• [THE PROBLEM]
Give back the records below exactly, every one, with no pictures.

******

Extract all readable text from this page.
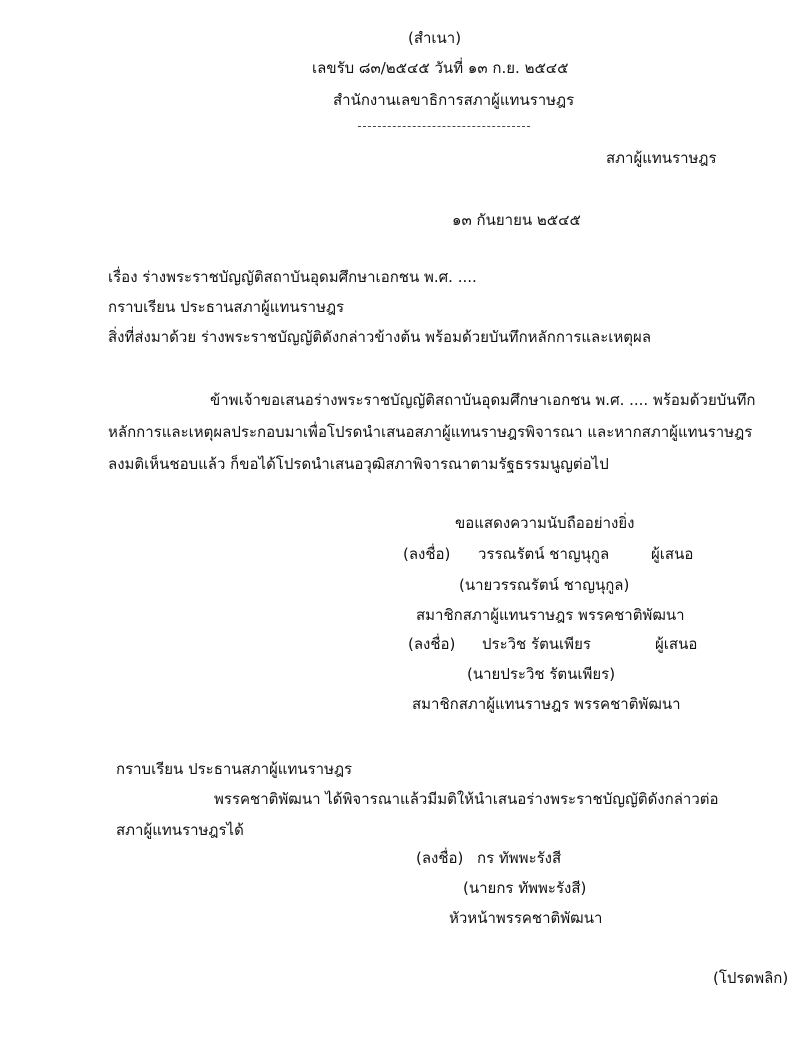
(สำเนา)
เลขรับ ๘๓/๒๕๔๕ วันที่ ๑๓ ก.ย. ๒๕๔๕
สำนักงานเลขาธิการสภาผู้แทนราษฎร
สภาผู้แทนราษฎร
๑๓ กันยายน ๒๕๔๕
เรื่อง ร่างพระราชบัญญัติสถาบันอุดมศึกษาเอกชน พ.ศ. ....
กราบเรียน ประธานสภาผู้แทนราษฎร
สิ่งที่ส่งมาด้วย ร่างพระราชบัญญัติดังกล่าวข้างต้น พร้อมด้วยบันทึกหลักการและเหตุผล
ข้าพเจ้าขอเสนอร่างพระราชบัญญัติสถาบันอุดมศึกษาเอกชน พ.ศ. .... พร้อมด้วยบันทึก
หลักการและเหตุผลประกอบมาเพื่อโปรดนำเสนอสภาผู้แทนราษฎรพิจารณา และหากสภาผู้แทนราษฎร
ลงมติเห็นชอบแล้ว ก็ขอได้โปรดนำเสนอวุฒิสภาพิจารณาตามรัฐธรรมนูญต่อไป
ขอแสดงความนับถืออย่างยิ่ง
(ลงชื่อ) วรรณรัตน์ ชาญนุกูล	ผู้เสนอ
(นายวรรณรัตน์ ชาญนุกูล)
สมาชิกสภาผู้แทนราษฎร พรรคชาติพัฒนา
(ลงชื่อ) ประวิช รัตนเพียร	ผู้เสนอ
(นายประวิช รัตนเพียร)
สมาชิกสภาผู้แทนราษฎร พรรคชาติพัฒนา
กราบเรียน ประธานสภาผู้แทนราษฎร
พรรคชาติพัฒนา ได้พิจารณาแล้วมีมติให้นำเสนอร่างพระราชบัญญัติดังกล่าวต่อ
สภาผู้แทนราษฎรได้
(ลงชื่อ) กร ทัพพะรังสี
(นายกร ทัพพะรังสี)
หัวหน้าพรรคชาติพัฒนา
(โปรดพลิก)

******

• [EXPECTED ANSWER]
Extract all readable text from this page.
(สำเนา)
เลขรับ ๘๓/๒๕๔๕ วันที่ ๑๓ ก.ย. ๒๕๔๕
สำนักงานเลขาธิการสภาผู้แทนราษฎร
สภาผู้แทนราษฎร
๑๓ กันยายน ๒๕๔๕
เรื่อง ร่างพระราชบัญญัติสถาบันอุดมศึกษาเอกชน พ.ศ. ....
กราบเรียน ประธานสภาผู้แทนราษฎร
สิ่งที่ส่งมาด้วย ร่างพระราชบัญญัติดังกล่าวข้างต้น พร้อมด้วยบันทึกหลักการและเหตุผล
ข้าพเจ้าขอเสนอร่างพระราชบัญญัติสถาบันอุดมศึกษาเอกชน พ.ศ. .... พร้อมด้วยบันทึก
หลักการและเหตุผลประกอบมาเพื่อโปรดนำเสนอสภาผู้แทนราษฎรพิจารณา และหากสภาผู้แทนราษฎร
ลงมติเห็นชอบแล้ว ก็ขอได้โปรดนำเสนอวุฒิสภาพิจารณาตามรัฐธรรมนูญต่อไป
ขอแสดงความนับถืออย่างยิ่ง
(ลงชื่อ) วรรณรัตน์ ชาญนุกูล	ผู้เสนอ
(นายวรรณรัตน์ ชาญนุกูล)
สมาชิกสภาผู้แทนราษฎร พรรคชาติพัฒนา
(ลงชื่อ) ประวิช รัตนเพียร	ผู้เสนอ
(นายประวิช รัตนเพียร)
สมาชิกสภาผู้แทนราษฎร พรรคชาติพัฒนา
กราบเรียน ประธานสภาผู้แทนราษฎร
พรรคชาติพัฒนา ได้พิจารณาแล้วมีมติให้นำเสนอร่างพระราชบัญญัติดังกล่าวต่อ
สภาผู้แทนราษฎรได้
(ลงชื่อ) กร ทัพพะรังสี
(นายกร ทัพพะรังสี)
หัวหน้าพรรคชาติพัฒนา
(โปรดพลิก)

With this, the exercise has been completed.